- _Your instructions_
Take the records underneath and set them down exactly.

- _Data rows_
--------------------

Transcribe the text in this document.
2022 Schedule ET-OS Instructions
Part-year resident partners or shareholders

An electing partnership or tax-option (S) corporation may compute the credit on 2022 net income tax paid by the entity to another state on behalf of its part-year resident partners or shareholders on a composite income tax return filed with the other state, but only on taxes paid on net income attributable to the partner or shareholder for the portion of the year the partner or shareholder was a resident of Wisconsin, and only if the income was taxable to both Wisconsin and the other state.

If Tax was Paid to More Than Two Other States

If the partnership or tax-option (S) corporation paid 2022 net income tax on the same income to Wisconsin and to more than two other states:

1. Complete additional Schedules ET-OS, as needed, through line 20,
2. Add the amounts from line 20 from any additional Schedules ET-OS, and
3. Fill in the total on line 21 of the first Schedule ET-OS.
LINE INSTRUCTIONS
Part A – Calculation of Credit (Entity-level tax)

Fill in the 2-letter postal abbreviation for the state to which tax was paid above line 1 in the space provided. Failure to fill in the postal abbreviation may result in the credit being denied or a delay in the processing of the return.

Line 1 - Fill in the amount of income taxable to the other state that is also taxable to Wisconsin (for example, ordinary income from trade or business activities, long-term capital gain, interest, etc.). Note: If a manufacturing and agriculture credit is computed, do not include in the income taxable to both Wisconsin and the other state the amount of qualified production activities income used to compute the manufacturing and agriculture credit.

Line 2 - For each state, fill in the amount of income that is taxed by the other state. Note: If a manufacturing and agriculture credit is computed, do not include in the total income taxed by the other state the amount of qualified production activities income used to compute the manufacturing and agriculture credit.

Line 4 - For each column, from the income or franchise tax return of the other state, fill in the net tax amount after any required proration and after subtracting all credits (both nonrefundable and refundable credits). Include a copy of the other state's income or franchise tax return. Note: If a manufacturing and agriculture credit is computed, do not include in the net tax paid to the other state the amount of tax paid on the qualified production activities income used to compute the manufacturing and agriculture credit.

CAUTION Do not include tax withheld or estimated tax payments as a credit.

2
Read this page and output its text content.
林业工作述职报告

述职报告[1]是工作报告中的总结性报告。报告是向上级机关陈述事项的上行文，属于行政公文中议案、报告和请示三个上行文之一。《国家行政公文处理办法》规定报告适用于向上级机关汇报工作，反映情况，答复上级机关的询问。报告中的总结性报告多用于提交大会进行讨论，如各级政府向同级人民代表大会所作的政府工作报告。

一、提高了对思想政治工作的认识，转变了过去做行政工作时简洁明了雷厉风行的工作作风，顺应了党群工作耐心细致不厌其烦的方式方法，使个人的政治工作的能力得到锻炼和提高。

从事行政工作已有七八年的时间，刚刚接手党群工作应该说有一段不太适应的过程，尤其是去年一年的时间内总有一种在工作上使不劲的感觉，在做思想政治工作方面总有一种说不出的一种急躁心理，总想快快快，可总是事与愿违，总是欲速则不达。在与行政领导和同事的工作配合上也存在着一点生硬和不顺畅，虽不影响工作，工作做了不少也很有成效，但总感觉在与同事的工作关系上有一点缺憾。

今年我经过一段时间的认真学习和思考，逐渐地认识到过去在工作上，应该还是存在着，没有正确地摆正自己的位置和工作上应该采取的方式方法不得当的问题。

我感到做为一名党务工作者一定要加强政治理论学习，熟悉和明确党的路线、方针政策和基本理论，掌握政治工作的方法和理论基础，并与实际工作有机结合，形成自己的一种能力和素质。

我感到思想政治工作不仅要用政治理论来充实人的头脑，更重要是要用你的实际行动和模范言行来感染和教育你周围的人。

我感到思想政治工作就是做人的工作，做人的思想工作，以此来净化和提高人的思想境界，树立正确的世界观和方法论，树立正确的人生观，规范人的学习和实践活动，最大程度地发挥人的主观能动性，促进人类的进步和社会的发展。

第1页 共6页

--------------------

- _Solution_
Transcribe the text in this document.
2022 Schedule ET-OS Instructions
Part-year resident partners or shareholders

An electing partnership or tax-option (S) corporation may compute the credit on 2022 net income tax paid by the entity to another state on behalf of its part-year resident partners or shareholders on a composite income tax return filed with the other state, but only on taxes paid on net income attributable to the partner or shareholder for the portion of the year the partner or shareholder was a resident of Wisconsin, and only if the income was taxable to both Wisconsin and the other state.

If Tax was Paid to More Than Two Other States

If the partnership or tax-option (S) corporation paid 2022 net income tax on the same income to Wisconsin and to more than two other states:

1. Complete additional Schedules ET-OS, as needed, through line 20,
2. Add the amounts from line 20 from any additional Schedules ET-OS, and
3. Fill in the total on line 21 of the first Schedule ET-OS.
LINE INSTRUCTIONS
Part A – Calculation of Credit (Entity-level tax)

Fill in the 2-letter postal abbreviation for the state to which tax was paid above line 1 in the space provided. Failure to fill in the postal abbreviation may result in the credit being denied or a delay in the processing of the return.

Line 1 - Fill in the amount of income taxable to the other state that is also taxable to Wisconsin (for example, ordinary income from trade or business activities, long-term capital gain, interest, etc.). Note: If a manufacturing and agriculture credit is computed, do not include in the income taxable to both Wisconsin and the other state the amount of qualified production activities income used to compute the manufacturing and agriculture credit.

Line 2 - For each state, fill in the amount of income that is taxed by the other state. Note: If a manufacturing and agriculture credit is computed, do not include in the total income taxed by the other state the amount of qualified production activities income used to compute the manufacturing and agriculture credit.

Line 4 - For each column, from the income or franchise tax return of the other state, fill in the net tax amount after any required proration and after subtracting all credits (both nonrefundable and refundable credits). Include a copy of the other state's income or franchise tax return. Note: If a manufacturing and agriculture credit is computed, do not include in the net tax paid to the other state the amount of tax paid on the qualified production activities income used to compute the manufacturing and agriculture credit.

CAUTION Do not include tax withheld or estimated tax payments as a credit.

2
Read this page and output its text content.
林业工作述职报告

述职报告[1]是工作报告中的总结性报告。报告是向上级机关陈述事项的上行文，属于行政公文中议案、报告和请示三个上行文之一。《国家行政公文处理办法》规定报告适用于向上级机关汇报工作，反映情况，答复上级机关的询问。报告中的总结性报告多用于提交大会进行讨论，如各级政府向同级人民代表大会所作的政府工作报告。

一、提高了对思想政治工作的认识，转变了过去做行政工作时简洁明了雷厉风行的工作作风，顺应了党群工作耐心细致不厌其烦的方式方法，使个人的政治工作的能力得到锻炼和提高。

从事行政工作已有七八年的时间，刚刚接手党群工作应该说有一段不太适应的过程，尤其是去年一年的时间内总有一种在工作上使不劲的感觉，在做思想政治工作方面总有一种说不出的一种急躁心理，总想快快快，可总是事与愿违，总是欲速则不达。在与行政领导和同事的工作配合上也存在着一点生硬和不顺畅，虽不影响工作，工作做了不少也很有成效，但总感觉在与同事的工作关系上有一点缺憾。

今年我经过一段时间的认真学习和思考，逐渐地认识到过去在工作上，应该还是存在着，没有正确地摆正自己的位置和工作上应该采取的方式方法不得当的问题。

我感到做为一名党务工作者一定要加强政治理论学习，熟悉和明确党的路线、方针政策和基本理论，掌握政治工作的方法和理论基础，并与实际工作有机结合，形成自己的一种能力和素质。

我感到思想政治工作不仅要用政治理论来充实人的头脑，更重要是要用你的实际行动和模范言行来感染和教育你周围的人。

我感到思想政治工作就是做人的工作，做人的思想工作，以此来净化和提高人的思想境界，树立正确的世界观和方法论，树立正确的人生观，规范人的学习和实践活动，最大程度地发挥人的主观能动性，促进人类的进步和社会的发展。

第1页 共6页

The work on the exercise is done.